• **Text section**:
---
Defunct railway station in New Zealand

Greatford railway station was a station on the North Island Main Trunk (NIMT) in New Zealand, south of Marton. It is in the Manawatū-Whanganui region. Only a substation and a passing loop remain.

== History ==

=== Opening ===
Special trains ran from Halcombe and from Palmerston North to Marton in April 1878. On 20 May 1878 the Halcombe to Greatford section opened, as the final link between the ports of Foxton and Whanganui. In 1878 it was noted that the loading stage was built to allow a Fairlie engine to pass. The line was initially worked by these E and R Class engines, which were considered to be running fast when reaching 40 mph and averaging 25 mph.
---
• **Required tasks**:
1) List every kind of locomotive named in the Greatford station history.
2) Carry on the Greatford station history from its last sentence.
---
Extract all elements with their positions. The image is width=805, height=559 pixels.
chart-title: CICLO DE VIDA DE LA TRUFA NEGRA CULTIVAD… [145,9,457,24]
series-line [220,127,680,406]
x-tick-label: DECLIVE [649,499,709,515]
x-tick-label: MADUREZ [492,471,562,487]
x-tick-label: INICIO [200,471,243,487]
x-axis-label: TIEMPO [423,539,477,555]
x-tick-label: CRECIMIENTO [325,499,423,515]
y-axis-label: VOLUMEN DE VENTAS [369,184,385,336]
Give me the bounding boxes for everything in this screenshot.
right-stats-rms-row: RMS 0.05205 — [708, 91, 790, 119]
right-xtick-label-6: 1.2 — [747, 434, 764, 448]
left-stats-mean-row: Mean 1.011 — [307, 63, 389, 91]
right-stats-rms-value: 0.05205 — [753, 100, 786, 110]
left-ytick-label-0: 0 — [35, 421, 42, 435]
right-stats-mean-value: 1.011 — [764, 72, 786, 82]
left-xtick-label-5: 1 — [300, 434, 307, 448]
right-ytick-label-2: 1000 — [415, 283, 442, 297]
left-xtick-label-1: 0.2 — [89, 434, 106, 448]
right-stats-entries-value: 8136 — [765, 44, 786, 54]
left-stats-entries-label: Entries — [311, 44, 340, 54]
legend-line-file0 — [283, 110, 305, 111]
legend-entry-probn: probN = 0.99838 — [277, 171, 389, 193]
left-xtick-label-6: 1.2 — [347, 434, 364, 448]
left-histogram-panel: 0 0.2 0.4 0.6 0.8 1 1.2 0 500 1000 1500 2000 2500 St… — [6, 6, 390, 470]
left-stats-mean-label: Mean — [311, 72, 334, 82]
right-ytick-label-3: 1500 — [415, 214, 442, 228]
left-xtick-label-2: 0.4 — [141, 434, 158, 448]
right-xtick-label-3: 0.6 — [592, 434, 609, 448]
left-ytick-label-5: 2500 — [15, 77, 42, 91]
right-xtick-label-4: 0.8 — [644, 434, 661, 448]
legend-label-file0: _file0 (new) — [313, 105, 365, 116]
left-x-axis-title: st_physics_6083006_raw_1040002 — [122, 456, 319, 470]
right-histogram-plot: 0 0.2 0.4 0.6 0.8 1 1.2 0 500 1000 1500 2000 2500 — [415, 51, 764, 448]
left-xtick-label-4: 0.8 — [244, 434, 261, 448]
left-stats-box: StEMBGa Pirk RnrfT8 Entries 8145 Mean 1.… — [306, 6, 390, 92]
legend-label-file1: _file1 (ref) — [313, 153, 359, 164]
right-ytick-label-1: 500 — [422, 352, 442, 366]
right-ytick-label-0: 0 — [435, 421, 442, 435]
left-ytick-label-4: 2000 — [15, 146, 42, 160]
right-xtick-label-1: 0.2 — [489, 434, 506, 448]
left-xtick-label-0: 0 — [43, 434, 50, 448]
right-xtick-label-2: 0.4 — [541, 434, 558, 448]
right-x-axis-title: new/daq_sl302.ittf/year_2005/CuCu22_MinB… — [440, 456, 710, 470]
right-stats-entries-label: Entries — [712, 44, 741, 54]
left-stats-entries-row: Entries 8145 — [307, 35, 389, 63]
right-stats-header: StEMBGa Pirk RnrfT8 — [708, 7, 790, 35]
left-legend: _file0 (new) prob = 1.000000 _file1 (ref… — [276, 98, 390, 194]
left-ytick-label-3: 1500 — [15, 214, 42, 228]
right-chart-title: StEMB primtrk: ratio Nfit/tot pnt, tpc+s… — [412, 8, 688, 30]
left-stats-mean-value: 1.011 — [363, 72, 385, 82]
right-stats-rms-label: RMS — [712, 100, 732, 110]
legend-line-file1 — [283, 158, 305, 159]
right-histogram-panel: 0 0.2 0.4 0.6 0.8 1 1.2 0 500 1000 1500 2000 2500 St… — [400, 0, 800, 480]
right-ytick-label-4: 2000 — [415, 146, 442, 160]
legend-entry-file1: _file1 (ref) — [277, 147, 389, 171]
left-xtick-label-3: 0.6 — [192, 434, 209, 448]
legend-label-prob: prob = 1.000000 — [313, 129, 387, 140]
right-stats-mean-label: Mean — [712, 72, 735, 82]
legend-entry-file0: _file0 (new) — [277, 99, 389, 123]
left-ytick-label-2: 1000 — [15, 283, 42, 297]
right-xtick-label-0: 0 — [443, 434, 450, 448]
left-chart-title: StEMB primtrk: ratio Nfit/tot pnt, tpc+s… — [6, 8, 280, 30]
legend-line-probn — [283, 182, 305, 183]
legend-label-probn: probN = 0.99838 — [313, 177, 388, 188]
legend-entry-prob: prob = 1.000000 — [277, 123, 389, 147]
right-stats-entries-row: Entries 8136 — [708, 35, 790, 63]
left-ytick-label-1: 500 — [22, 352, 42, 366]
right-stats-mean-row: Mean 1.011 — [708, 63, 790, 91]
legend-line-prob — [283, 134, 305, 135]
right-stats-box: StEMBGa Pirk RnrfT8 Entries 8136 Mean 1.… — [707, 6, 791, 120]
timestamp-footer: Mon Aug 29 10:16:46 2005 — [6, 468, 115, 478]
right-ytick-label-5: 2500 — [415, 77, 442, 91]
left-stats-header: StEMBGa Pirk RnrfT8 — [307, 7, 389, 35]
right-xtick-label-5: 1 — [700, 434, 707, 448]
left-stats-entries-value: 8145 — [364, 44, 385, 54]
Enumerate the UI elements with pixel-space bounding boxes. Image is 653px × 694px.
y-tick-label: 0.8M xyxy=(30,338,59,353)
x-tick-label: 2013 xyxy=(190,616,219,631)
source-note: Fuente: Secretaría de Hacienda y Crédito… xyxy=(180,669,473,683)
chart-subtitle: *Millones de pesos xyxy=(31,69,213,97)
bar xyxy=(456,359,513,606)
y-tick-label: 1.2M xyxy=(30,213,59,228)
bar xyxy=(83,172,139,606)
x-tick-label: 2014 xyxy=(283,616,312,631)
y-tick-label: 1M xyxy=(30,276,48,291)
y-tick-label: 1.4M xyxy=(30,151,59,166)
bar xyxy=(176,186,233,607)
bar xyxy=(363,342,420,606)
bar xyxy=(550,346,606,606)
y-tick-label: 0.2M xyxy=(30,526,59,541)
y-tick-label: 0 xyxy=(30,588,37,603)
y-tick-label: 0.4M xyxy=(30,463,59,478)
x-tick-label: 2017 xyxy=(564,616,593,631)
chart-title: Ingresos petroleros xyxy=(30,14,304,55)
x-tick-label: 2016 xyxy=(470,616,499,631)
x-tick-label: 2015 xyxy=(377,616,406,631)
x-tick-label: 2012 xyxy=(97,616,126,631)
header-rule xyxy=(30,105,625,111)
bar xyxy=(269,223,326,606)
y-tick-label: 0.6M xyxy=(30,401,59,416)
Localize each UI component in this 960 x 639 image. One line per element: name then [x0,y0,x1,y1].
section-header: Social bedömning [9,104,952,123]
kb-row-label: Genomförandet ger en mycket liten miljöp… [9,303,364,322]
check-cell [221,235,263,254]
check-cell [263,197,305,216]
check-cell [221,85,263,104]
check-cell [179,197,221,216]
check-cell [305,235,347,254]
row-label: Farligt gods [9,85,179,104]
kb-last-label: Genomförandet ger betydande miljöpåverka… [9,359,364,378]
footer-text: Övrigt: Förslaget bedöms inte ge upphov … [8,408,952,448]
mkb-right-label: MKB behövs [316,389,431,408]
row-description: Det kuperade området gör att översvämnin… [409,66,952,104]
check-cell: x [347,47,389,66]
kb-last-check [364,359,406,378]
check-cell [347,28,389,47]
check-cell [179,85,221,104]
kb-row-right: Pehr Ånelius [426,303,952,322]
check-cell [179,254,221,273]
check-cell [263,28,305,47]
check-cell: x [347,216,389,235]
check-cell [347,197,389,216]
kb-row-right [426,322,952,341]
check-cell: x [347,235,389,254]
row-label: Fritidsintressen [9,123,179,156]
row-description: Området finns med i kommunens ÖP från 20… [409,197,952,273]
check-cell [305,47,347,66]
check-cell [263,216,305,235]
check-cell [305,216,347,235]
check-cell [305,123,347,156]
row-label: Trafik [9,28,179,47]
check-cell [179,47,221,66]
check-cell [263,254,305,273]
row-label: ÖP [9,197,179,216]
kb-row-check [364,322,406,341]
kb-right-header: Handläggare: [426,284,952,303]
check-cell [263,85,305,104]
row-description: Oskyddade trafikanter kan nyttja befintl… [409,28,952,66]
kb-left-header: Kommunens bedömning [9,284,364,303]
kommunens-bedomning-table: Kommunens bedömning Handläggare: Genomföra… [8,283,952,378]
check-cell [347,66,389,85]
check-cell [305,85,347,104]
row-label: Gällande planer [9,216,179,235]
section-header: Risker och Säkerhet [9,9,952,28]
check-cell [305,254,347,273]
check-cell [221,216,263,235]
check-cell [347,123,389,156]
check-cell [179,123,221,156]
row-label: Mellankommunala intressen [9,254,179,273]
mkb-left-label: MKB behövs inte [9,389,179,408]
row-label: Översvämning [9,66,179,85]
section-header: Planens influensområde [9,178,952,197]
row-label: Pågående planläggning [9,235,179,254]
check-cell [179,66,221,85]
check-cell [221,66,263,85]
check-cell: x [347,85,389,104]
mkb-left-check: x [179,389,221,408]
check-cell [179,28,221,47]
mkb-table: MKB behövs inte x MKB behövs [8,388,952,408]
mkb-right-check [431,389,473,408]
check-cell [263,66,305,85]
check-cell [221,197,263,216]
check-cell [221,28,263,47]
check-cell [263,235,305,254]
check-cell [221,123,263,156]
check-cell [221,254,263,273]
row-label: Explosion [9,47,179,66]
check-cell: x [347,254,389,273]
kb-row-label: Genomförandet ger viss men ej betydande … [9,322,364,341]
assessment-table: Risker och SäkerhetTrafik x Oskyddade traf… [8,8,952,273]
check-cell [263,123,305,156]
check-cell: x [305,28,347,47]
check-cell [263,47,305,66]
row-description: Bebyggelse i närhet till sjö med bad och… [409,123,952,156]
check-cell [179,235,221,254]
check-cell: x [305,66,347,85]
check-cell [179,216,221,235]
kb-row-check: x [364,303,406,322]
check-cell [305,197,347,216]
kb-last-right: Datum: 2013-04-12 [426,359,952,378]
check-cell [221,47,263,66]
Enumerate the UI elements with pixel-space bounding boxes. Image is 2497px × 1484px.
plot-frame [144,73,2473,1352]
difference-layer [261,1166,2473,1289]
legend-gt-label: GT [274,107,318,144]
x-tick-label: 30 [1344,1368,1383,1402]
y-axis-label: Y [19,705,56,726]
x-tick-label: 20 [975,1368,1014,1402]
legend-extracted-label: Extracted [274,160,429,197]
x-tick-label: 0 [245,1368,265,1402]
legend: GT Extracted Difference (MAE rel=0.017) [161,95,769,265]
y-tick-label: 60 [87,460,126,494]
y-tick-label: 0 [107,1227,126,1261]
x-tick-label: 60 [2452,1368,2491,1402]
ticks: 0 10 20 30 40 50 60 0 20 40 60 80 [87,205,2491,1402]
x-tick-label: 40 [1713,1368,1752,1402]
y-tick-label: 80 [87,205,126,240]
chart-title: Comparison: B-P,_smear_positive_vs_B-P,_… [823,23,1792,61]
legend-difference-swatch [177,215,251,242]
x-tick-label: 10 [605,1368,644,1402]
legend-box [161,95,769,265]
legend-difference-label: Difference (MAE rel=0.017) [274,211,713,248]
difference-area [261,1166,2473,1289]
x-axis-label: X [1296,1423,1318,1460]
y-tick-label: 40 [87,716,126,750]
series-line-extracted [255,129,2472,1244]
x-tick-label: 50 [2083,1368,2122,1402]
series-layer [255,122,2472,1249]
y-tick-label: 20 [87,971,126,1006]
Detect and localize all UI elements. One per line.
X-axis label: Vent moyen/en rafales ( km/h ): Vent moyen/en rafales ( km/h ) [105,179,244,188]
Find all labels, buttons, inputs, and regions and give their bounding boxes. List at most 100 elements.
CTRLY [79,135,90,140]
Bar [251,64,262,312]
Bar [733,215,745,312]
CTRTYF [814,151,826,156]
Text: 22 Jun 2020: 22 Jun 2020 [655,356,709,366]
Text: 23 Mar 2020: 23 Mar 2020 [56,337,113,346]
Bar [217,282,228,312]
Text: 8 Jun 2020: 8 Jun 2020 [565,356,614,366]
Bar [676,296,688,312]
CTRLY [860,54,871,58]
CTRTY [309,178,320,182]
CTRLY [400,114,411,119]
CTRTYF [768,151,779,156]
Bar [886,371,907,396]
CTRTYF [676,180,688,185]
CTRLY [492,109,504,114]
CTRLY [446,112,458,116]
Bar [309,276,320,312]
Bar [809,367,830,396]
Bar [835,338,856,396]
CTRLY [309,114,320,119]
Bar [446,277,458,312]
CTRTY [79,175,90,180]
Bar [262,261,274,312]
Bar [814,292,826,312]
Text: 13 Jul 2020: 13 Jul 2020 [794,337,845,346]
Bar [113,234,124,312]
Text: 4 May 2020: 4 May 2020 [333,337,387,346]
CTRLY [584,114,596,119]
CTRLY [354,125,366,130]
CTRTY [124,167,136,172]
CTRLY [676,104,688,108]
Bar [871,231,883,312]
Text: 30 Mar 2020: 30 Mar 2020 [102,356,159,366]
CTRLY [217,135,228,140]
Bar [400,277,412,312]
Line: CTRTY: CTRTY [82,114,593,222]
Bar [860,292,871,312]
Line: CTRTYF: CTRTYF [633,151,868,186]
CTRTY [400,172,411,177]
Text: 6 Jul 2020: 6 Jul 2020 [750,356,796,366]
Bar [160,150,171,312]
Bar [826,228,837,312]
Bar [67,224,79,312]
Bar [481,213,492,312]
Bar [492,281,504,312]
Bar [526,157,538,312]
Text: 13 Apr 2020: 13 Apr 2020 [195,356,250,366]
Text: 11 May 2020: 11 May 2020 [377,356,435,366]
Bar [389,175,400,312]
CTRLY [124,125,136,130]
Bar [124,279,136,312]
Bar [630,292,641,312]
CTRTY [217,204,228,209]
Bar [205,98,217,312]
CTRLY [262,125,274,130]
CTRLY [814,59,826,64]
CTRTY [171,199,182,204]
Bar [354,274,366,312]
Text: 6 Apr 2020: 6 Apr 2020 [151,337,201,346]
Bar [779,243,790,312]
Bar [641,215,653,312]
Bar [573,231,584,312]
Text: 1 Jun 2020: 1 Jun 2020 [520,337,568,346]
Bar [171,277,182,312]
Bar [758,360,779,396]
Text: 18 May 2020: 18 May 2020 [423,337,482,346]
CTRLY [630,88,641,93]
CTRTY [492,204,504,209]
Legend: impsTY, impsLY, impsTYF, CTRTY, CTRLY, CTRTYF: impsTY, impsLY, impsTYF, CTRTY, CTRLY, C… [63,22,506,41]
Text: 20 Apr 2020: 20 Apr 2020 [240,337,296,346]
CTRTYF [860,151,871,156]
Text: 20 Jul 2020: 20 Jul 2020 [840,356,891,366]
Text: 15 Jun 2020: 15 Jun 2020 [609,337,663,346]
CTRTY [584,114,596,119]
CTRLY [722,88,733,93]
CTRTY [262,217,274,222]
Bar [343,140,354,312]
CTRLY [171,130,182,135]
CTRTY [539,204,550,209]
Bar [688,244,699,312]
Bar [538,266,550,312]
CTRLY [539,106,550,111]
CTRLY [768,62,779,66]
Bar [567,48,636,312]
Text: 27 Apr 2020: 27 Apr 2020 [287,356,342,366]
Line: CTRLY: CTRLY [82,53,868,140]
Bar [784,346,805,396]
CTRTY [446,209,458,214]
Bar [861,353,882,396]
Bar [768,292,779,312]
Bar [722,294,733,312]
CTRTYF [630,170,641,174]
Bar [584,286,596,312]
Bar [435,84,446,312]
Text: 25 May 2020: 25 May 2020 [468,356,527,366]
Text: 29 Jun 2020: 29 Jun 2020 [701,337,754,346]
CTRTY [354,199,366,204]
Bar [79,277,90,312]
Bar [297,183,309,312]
---
• **Results in order**:
1) Fairlie, E Class, R Class

2)
The line became part of the NIMT, when it fully opened in 1909, and Greatford was one of the stopping points for Wellington to New Plymouth expresses in 1910 and in the 1940s.

=== Move ===
On 11 June 1939 the station was moved about 440 yd north-westwards, from its original site to the east of Cliff Road. The move, which had been planned in 1915, was associated with work starting in 1935, and for which £4,989 was funded in 1938, to ease the gradient and curve on the bank between Greatford and Kakariki to 1 in 70. The realigned curve opened in March 1939 and eliminated two level crossings.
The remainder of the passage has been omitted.